__WHAT IS EXPECTED__: Word for word, restate every line of the listing that follows.

__TASK DATA__:
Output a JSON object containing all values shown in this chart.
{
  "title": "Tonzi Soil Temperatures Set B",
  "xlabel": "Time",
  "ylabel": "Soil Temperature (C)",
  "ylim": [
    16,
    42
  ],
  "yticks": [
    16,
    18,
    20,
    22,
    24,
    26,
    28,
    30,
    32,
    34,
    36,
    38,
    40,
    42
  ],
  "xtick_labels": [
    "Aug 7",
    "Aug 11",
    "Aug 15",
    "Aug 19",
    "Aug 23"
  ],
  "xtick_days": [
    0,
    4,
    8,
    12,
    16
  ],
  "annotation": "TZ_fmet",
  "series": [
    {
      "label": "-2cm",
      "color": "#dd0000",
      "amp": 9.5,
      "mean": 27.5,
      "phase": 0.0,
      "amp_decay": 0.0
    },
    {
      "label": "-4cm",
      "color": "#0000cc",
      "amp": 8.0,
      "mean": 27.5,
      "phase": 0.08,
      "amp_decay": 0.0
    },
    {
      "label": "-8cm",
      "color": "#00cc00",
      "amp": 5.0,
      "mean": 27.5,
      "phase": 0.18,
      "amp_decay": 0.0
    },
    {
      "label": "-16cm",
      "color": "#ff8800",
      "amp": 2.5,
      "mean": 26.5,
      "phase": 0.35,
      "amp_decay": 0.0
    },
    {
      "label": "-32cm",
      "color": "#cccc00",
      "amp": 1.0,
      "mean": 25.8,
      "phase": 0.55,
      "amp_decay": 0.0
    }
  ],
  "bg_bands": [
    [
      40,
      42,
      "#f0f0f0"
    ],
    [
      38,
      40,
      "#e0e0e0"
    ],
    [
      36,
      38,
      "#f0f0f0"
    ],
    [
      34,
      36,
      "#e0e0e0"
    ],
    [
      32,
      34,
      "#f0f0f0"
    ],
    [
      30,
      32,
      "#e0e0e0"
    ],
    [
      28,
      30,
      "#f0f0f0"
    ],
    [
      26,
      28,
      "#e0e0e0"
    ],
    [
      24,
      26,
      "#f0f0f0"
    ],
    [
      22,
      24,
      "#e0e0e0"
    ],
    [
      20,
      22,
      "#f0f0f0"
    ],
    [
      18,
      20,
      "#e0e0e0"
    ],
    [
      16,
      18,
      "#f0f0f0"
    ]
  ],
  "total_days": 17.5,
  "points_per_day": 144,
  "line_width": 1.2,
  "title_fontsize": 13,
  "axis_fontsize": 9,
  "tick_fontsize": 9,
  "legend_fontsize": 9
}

__SOLUTION TO THE EXERCISE__:
Output a JSON object containing all values shown in this chart.
{
  "title": "Tonzi Soil Temperatures Set B",
  "xlabel": "Time",
  "ylabel": "Soil Temperature (C)",
  "ylim": [
    16,
    42
  ],
  "yticks": [
    16,
    18,
    20,
    22,
    24,
    26,
    28,
    30,
    32,
    34,
    36,
    38,
    40,
    42
  ],
  "xtick_labels": [
    "Aug 7",
    "Aug 11",
    "Aug 15",
    "Aug 19",
    "Aug 23"
  ],
  "xtick_days": [
    0,
    4,
    8,
    12,
    16
  ],
  "annotation": "TZ_fmet",
  "series": [
    {
      "label": "-2cm",
      "color": "#dd0000",
      "amp": 9.5,
      "mean": 27.5,
      "phase": 0.0,
      "amp_decay": 0.0
    },
    {
      "label": "-4cm",
      "color": "#0000cc",
      "amp": 8.0,
      "mean": 27.5,
      "phase": 0.08,
      "amp_decay": 0.0
    },
    {
      "label": "-8cm",
      "color": "#00cc00",
      "amp": 5.0,
      "mean": 27.5,
      "phase": 0.18,
      "amp_decay": 0.0
    },
    {
      "label": "-16cm",
      "color": "#ff8800",
      "amp": 2.5,
      "mean": 26.5,
      "phase": 0.35,
      "amp_decay": 0.0
    },
    {
      "label": "-32cm",
      "color": "#cccc00",
      "amp": 1.0,
      "mean": 25.8,
      "phase": 0.55,
      "amp_decay": 0.0
    }
  ],
  "bg_bands": [
    [
      40,
      42,
      "#f0f0f0"
    ],
    [
      38,
      40,
      "#e0e0e0"
    ],
    [
      36,
      38,
      "#f0f0f0"
    ],
    [
      34,
      36,
      "#e0e0e0"
    ],
    [
      32,
      34,
      "#f0f0f0"
    ],
    [
      30,
      32,
      "#e0e0e0"
    ],
    [
      28,
      30,
      "#f0f0f0"
    ],
    [
      26,
      28,
      "#e0e0e0"
    ],
    [
      24,
      26,
      "#f0f0f0"
    ],
    [
      22,
      24,
      "#e0e0e0"
    ],
    [
      20,
      22,
      "#f0f0f0"
    ],
    [
      18,
      20,
      "#e0e0e0"
    ],
    [
      16,
      18,
      "#f0f0f0"
    ]
  ],
  "total_days": 17.5,
  "points_per_day": 144,
  "line_width": 1.2,
  "title_fontsize": 13,
  "axis_fontsize": 9,
  "tick_fontsize": 9,
  "legend_fontsize": 9
}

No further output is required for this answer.